> [Trecho selecionado]:
###
“O Governo não é forte. Só o é, enquanto V. Ex.ª estiver à frente dele. Faça V. Ex.ª a experiência. Afaste-se, e ponha na Presidência o Sr. Marcelo Caetano que, pelo visto, se sente com asas para voar. Ele voará, - mas nós vamos todos para o fundo. A estabilidade da chefatura do Estado não está garantida. Tudo o que se tem feito é artificial. Entende V. Ex.ª que Portugal encontrou «uma linha conveniente de pensamento e acção política assente em segura experiência». Ilusão que pode ser-nos fatal. O que é a experiência de vinte anos diante da experiência de oito séculos? Esta experiência de oito séculos obriga os governantes da estatura de V. Ex.ª a procurar a solução do nosso problema nas directrizes tradicionais da Nação.” (p. 267)
“O homem da rua espalha esbaforidamente que V. Ex.ª deixa a pasta do Estrangeiro, e cria a Vice-presidência , que confiará ao Sr. Marcelo Caetano, chefe do novo M. R. P. = Movimento Revivalhista Português. É verdade? Então - se eu pudesse, emigrava prudentemente para Havana, porque é indiscutível que Deus nos abandonou… E há vinte anos que eu confio, e prego a confiança em V. Ex.ª!” (p. 283)
“Já lhe têm chegado aos ouvidos que há grandes esperanças no Sr. Marcelo Caetano? Compreende V.ª Ex.ª o que isto significa? Insisto. Não acrescente V.ª Ex.ª aos becos sem saída da Mocidade Portuguesa (pobre mocidade portuguesa!) e da Legião Portuguesa, o beco sem saída da União Nacional.” (pp. 288/289)
“Há três dias, o homem da rua veio visitar-me, e dar-me as seguintes novas:
- o marechal Carmona não será o candidato à Presidência da República, porque no Governo há uma grande corrente que quer que seja V. Ex.ª o futuro Presidente;
- nesta hipótese, iria para Presidente do Conselho, o Marcelo Caetano.
###
[Dados de anotação de caixas]
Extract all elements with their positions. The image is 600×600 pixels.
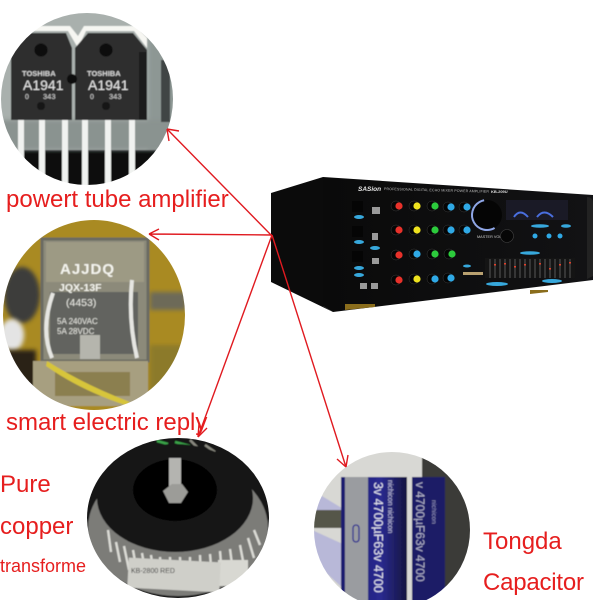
- label: Tongda Capacitor: Capacitor: [483, 569, 584, 596]
- photo circle: power tubes: 343: [109, 92, 122, 101]
- arrow: to capacitors: [272, 235, 348, 467]
- photo circle: power tubes: A1941: [88, 77, 129, 93]
- photo circle: relay: 5A 240VAC: [57, 317, 98, 326]
- photo circle: capacitors: nichicon: [430, 500, 437, 524]
- photo circle: relay: (4453): [66, 297, 96, 309]
- tone knobs: [532, 234, 562, 238]
- label: powert tube amplifier: powert tube amplifier: [6, 186, 229, 213]
- graphic equalizer: [485, 258, 575, 278]
- photo circle: capacitors: [312, 450, 472, 600]
- arrow: to transformer: [198, 235, 272, 437]
- arrow: to power tubes: [167, 129, 272, 236]
- photo circle: power tubes: TOSHIBA: [22, 69, 56, 78]
- label: pure copper transforme: copper: [0, 513, 73, 540]
- small volume knob: [500, 230, 514, 242]
- photo circle: relay: [0, 218, 190, 413]
- label: Tongda Capacitor: Tongda: [483, 528, 562, 555]
- label: pure copper transforme: transforme: [0, 556, 86, 576]
- label: pure copper transforme: [0, 471, 86, 576]
- photo circle: capacitors: v 4700µF63v 4700: [413, 482, 427, 582]
- photo circle: power tubes: 343: [43, 92, 56, 101]
- photo circle: power tubes: TOSHIBA: [87, 69, 121, 78]
- photo circle: toroidal transformer: KB-2800 RED: [131, 568, 175, 575]
- photo circle: power tubes: [0, 10, 178, 190]
- photo circle: power tubes: A1941: [23, 77, 64, 93]
- photo circle: power tubes: 0: [25, 94, 29, 101]
- photo circle: toroidal transformer: [85, 436, 271, 600]
- photo circle: relay: JQX-13F: [59, 282, 102, 294]
- knobs: red: [395, 202, 403, 284]
- knob bodies: [391, 201, 469, 285]
- photo circle: capacitors: 3v 4700µF63v 4700: [371, 482, 385, 593]
- amplifier: PROFESSIONAL DIGITAL ECHO MIXER POWER AMPLIFIER: [384, 187, 489, 194]
- label: pure copper transforme: Pure: [0, 471, 51, 498]
- label: Tongda Capacitor: [483, 528, 584, 596]
- master volume: [467, 195, 507, 239]
- photo circle: power tubes: 0: [90, 94, 94, 101]
- label: smart electric reply: smart electric reply: [6, 409, 207, 436]
- USB player strip: [463, 272, 483, 275]
- photo circle: relay: AJJDQ: [60, 261, 115, 278]
- knobs: yellow: [413, 202, 421, 283]
- master volume: MASTER VOL: [477, 235, 501, 239]
- amplifier: [271, 177, 593, 312]
- arrow: to relay: [149, 229, 272, 240]
- photo circle: relay: 5A 28VDC: [57, 327, 95, 336]
- knobs: blue: [413, 203, 471, 283]
- knobs: green: [431, 202, 456, 258]
- VU display: [506, 200, 568, 220]
- photo circle: capacitors: nichicon nichicon: [386, 480, 393, 533]
- amplifier: SASion: [358, 186, 381, 193]
- amplifier: KB-209U: [491, 189, 508, 194]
###
> [Desafios]:
(a) No trecho selecionado, para onde quem escreve diz que emigraria, se pudesse?
(b) Resuma o trecho selecionado em duas frases.
(c) Prossiga com o trecho selecionado, sobre as esperanças em torno de Marcelo Caetano, a partir da última frase apresentada.
As entradas vêm de outra fonte.

> [Respostas]:
(a) Para Havana.

(b) Dirigindo-se a V. Ex.ª, quem escreve afirma que o Governo só é forte enquanto o destinatário estiver à frente dele e adverte que, se Marcelo Caetano assumir a Presidência, "nós vamos todos para o fundo". Relata ainda boatos do homem da rua, segundo os quais o destinatário deixaria a pasta do Estrangeiro ou seria o futuro Presidente da República, cabendo a Marcelo Caetano a Vice-presidência ou a Presidência do Conselho.

(c)
V. Ex.ª conhece, creio eu, a minha posição, no caso. É-me indiferente que a Presidência da República fique no Sr. Carmona ou noutro qualquer, porque não me compete escolher Presidentes da República, dada a minha doutrina política. Mas não me é indiferente que V. Ex.ª deixe a única função compatível com as qualidades com que Deus o dotou - a de presidente do Conselho.
V. Ex.ª, na Presidência da República, inutiliza-se, e vai cair em beco sem saída. E se em cima dessa desgraça, temos outra, a da Presidência do Conselho nas mãos do snr. Marcelo Caetano - está tudo perdido.
O Sr. Marcelo Caetano foi nado, fadado e criado para ser o Kerenski da situação actual, - se lhe confiarem o governo. As suas relações de família, a sua política equívoca, mestiça, furta-cores - para não dizer camaleónica; o seu feitio odiento de parvoíce, - tudo isso o contra indica para ser o substituto de V. Ex.ª. V. Ex.ª não me pediu conselhos, nem, com certeza, me considera digno de lhos dar. Mas pela consideração que tenho por V. Ex.ª, pela confiança que me conquistou o seu proceder, devo dizer-lhe o que penso, e preveni-lo do que se me afigura fatal. E não me tenho enganado muito nos meus vaticínios pessimistas.
Deixe-se V. Ex.ª estar onde está - que é o seu verdadeiro lugar supremo da governação. V. Ex.ª tem, dentro da situação, muitos inimigos; os piores são os que estão a trabalhar para o colocar na Chefia do Estado. Era isto o que eu, há dias, ando para dizer a V. Ex.ª, e só hoje muito triste o faço.” (p. 361)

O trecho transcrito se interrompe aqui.